Below is a block of records; repeat each one exactly.

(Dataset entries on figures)

+++++

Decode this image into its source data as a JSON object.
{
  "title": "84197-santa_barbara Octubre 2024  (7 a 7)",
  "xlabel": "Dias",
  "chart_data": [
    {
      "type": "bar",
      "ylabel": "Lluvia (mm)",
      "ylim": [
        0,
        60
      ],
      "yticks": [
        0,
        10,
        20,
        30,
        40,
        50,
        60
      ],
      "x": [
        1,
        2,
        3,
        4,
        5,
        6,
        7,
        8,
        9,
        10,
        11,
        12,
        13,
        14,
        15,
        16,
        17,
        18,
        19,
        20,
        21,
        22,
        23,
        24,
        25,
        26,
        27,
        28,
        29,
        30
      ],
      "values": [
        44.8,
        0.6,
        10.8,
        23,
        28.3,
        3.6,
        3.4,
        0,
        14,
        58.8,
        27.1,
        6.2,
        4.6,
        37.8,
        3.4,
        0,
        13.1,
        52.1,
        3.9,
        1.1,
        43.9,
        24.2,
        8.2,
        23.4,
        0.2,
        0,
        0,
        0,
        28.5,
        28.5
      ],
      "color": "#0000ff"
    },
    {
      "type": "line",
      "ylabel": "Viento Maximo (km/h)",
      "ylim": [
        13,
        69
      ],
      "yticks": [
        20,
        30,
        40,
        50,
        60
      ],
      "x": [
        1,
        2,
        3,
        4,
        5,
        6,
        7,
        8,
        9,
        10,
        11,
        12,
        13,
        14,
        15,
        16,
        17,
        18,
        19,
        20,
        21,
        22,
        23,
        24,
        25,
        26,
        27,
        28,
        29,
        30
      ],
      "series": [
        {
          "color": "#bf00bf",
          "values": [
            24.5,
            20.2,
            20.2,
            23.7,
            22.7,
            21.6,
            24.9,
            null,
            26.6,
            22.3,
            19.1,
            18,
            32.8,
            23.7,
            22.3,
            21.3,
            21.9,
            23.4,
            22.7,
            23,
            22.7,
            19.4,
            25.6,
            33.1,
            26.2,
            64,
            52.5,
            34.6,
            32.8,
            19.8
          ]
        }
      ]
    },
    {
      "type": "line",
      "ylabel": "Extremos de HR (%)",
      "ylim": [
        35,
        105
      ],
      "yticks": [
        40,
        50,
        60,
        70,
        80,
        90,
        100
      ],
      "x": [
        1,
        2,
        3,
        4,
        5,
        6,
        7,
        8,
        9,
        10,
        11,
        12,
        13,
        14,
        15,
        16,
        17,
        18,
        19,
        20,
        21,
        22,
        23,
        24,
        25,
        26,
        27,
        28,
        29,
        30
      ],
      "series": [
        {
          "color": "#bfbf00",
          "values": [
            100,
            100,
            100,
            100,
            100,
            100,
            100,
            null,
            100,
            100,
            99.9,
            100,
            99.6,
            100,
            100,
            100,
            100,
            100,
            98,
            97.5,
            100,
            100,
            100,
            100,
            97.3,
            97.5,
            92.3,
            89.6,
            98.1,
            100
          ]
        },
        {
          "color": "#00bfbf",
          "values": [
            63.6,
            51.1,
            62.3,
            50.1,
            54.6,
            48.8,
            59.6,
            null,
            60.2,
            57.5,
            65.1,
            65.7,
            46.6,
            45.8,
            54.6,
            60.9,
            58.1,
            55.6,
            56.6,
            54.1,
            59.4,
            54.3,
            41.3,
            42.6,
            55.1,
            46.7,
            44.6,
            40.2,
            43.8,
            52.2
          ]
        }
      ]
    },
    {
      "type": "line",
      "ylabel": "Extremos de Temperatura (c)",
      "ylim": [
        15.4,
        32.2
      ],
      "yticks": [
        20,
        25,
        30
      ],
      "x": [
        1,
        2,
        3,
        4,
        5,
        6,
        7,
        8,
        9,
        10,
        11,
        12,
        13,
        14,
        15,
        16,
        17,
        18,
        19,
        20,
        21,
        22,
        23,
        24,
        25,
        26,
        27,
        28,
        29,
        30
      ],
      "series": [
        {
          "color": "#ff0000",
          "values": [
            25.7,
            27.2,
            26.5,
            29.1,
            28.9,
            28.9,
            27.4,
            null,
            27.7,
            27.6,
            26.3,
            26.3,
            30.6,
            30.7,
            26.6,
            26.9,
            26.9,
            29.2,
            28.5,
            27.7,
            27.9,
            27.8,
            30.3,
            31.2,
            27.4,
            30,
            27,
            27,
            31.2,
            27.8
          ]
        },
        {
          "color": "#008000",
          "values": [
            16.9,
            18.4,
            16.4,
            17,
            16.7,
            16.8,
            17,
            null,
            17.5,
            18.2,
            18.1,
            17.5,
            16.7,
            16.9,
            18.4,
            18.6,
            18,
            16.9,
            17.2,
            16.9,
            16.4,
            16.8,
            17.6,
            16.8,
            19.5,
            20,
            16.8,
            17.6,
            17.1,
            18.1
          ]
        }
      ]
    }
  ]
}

+++++

> [Correct result]
Decode this image into its source data as a JSON object.
{
  "title": "84197-santa_barbara Octubre 2024  (7 a 7)",
  "xlabel": "Dias",
  "chart_data": [
    {
      "type": "bar",
      "ylabel": "Lluvia (mm)",
      "ylim": [
        0,
        60
      ],
      "yticks": [
        0,
        10,
        20,
        30,
        40,
        50,
        60
      ],
      "x": [
        1,
        2,
        3,
        4,
        5,
        6,
        7,
        8,
        9,
        10,
        11,
        12,
        13,
        14,
        15,
        16,
        17,
        18,
        19,
        20,
        21,
        22,
        23,
        24,
        25,
        26,
        27,
        28,
        29,
        30
      ],
      "values": [
        44.8,
        0.6,
        10.8,
        23,
        28.3,
        3.6,
        3.4,
        0,
        14,
        58.8,
        27.1,
        6.2,
        4.6,
        37.8,
        3.4,
        0,
        13.1,
        52.1,
        3.9,
        1.1,
        43.9,
        24.2,
        8.2,
        23.4,
        0.2,
        0,
        0,
        0,
        28.5,
        28.5
      ],
      "color": "#0000ff"
    },
    {
      "type": "line",
      "ylabel": "Viento Maximo (km/h)",
      "ylim": [
        13,
        69
      ],
      "yticks": [
        20,
        30,
        40,
        50,
        60
      ],
      "x": [
        1,
        2,
        3,
        4,
        5,
        6,
        7,
        8,
        9,
        10,
        11,
        12,
        13,
        14,
        15,
        16,
        17,
        18,
        19,
        20,
        21,
        22,
        23,
        24,
        25,
        26,
        27,
        28,
        29,
        30
      ],
      "series": [
        {
          "color": "#bf00bf",
          "values": [
            24.5,
            20.2,
            20.2,
            23.7,
            22.7,
            21.6,
            24.9,
            null,
            26.6,
            22.3,
            19.1,
            18,
            32.8,
            23.7,
            22.3,
            21.3,
            21.9,
            23.4,
            22.7,
            23,
            22.7,
            19.4,
            25.6,
            33.1,
            26.2,
            64,
            52.5,
            34.6,
            32.8,
            19.8
          ]
        }
      ]
    },
    {
      "type": "line",
      "ylabel": "Extremos de HR (%)",
      "ylim": [
        35,
        105
      ],
      "yticks": [
        40,
        50,
        60,
        70,
        80,
        90,
        100
      ],
      "x": [
        1,
        2,
        3,
        4,
        5,
        6,
        7,
        8,
        9,
        10,
        11,
        12,
        13,
        14,
        15,
        16,
        17,
        18,
        19,
        20,
        21,
        22,
        23,
        24,
        25,
        26,
        27,
        28,
        29,
        30
      ],
      "series": [
        {
          "color": "#bfbf00",
          "values": [
            100,
            100,
            100,
            100,
            100,
            100,
            100,
            null,
            100,
            100,
            99.9,
            100,
            99.6,
            100,
            100,
            100,
            100,
            100,
            98,
            97.5,
            100,
            100,
            100,
            100,
            97.3,
            97.5,
            92.3,
            89.6,
            98.1,
            100
          ]
        },
        {
          "color": "#00bfbf",
          "values": [
            63.6,
            51.1,
            62.3,
            50.1,
            54.6,
            48.8,
            59.6,
            null,
            60.2,
            57.5,
            65.1,
            65.7,
            46.6,
            45.8,
            54.6,
            60.9,
            58.1,
            55.6,
            56.6,
            54.1,
            59.4,
            54.3,
            41.3,
            42.6,
            55.1,
            46.7,
            44.6,
            40.2,
            43.8,
            52.2
          ]
        }
      ]
    },
    {
      "type": "line",
      "ylabel": "Extremos de Temperatura (c)",
      "ylim": [
        15.4,
        32.2
      ],
      "yticks": [
        20,
        25,
        30
      ],
      "x": [
        1,
        2,
        3,
        4,
        5,
        6,
        7,
        8,
        9,
        10,
        11,
        12,
        13,
        14,
        15,
        16,
        17,
        18,
        19,
        20,
        21,
        22,
        23,
        24,
        25,
        26,
        27,
        28,
        29,
        30
      ],
      "series": [
        {
          "color": "#ff0000",
          "values": [
            25.7,
            27.2,
            26.5,
            29.1,
            28.9,
            28.9,
            27.4,
            null,
            27.7,
            27.6,
            26.3,
            26.3,
            30.6,
            30.7,
            26.6,
            26.9,
            26.9,
            29.2,
            28.5,
            27.7,
            27.9,
            27.8,
            30.3,
            31.2,
            27.4,
            30,
            27,
            27,
            31.2,
            27.8
          ]
        },
        {
          "color": "#008000",
          "values": [
            16.9,
            18.4,
            16.4,
            17,
            16.7,
            16.8,
            17,
            null,
            17.5,
            18.2,
            18.1,
            17.5,
            16.7,
            16.9,
            18.4,
            18.6,
            18,
            16.9,
            17.2,
            16.9,
            16.4,
            16.8,
            17.6,
            16.8,
            19.5,
            20,
            16.8,
            17.6,
            17.1,
            18.1
          ]
        }
      ]
    }
  ]
}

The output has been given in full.